-- Begin --
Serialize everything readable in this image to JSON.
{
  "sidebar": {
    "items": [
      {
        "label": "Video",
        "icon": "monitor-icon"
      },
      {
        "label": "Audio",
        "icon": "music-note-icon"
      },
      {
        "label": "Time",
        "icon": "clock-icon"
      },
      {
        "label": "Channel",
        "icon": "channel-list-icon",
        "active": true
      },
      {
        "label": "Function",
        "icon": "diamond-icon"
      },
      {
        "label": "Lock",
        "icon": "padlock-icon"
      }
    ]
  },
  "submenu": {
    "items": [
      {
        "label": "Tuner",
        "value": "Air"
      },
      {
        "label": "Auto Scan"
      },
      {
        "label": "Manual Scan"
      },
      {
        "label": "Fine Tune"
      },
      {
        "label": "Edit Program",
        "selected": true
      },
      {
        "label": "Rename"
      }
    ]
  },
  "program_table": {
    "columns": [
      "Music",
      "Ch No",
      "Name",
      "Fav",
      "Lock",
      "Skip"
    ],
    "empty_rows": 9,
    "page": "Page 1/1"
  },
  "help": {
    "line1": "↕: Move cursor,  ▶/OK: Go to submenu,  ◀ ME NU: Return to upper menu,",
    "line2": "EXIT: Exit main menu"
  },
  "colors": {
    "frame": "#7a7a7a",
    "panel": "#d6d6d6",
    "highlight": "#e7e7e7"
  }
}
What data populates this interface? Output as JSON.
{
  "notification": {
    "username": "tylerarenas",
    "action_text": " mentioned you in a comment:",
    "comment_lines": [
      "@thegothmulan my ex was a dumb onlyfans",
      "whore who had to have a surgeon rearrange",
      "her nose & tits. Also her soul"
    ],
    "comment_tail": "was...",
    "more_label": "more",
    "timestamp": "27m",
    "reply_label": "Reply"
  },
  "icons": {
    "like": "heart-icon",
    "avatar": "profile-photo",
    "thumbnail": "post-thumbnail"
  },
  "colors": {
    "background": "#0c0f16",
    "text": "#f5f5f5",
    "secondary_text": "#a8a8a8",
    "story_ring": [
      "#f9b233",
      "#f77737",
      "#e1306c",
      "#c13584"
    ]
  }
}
-- End --
-- Begin --
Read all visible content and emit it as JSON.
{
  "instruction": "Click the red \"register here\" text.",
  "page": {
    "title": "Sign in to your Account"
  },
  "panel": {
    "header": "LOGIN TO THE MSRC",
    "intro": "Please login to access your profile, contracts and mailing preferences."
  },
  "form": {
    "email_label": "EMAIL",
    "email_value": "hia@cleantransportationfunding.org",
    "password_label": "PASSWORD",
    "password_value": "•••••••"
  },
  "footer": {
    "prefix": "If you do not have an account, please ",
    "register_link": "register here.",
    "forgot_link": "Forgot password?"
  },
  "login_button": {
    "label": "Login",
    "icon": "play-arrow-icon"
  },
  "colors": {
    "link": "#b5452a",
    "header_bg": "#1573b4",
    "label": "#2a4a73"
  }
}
-- End --
-- Begin --
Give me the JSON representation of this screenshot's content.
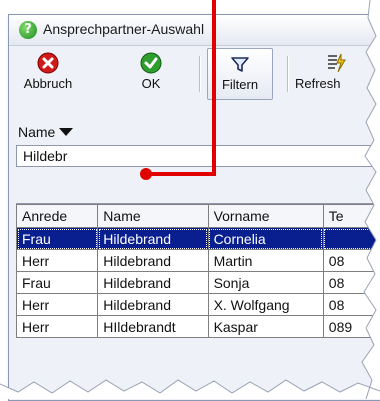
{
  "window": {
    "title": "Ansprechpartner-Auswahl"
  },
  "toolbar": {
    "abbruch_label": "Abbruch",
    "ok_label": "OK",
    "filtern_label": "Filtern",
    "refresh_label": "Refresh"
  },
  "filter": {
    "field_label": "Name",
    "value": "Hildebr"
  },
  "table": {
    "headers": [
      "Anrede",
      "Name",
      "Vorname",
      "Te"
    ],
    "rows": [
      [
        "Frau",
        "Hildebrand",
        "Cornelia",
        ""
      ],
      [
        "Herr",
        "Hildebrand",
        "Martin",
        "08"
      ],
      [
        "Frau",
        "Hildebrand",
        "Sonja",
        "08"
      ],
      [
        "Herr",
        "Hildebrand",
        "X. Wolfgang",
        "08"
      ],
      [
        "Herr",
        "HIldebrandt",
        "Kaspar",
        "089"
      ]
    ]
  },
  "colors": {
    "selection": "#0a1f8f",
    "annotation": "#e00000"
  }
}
-- End --
■ **WORK INSTRUCTIONS**
Collect every line from the records above that contains the word "profile".

■ **FINAL RESULT**
    "avatar": "profile-photo",
    "intro": "Please login to access your profile, contracts and mailing preferences."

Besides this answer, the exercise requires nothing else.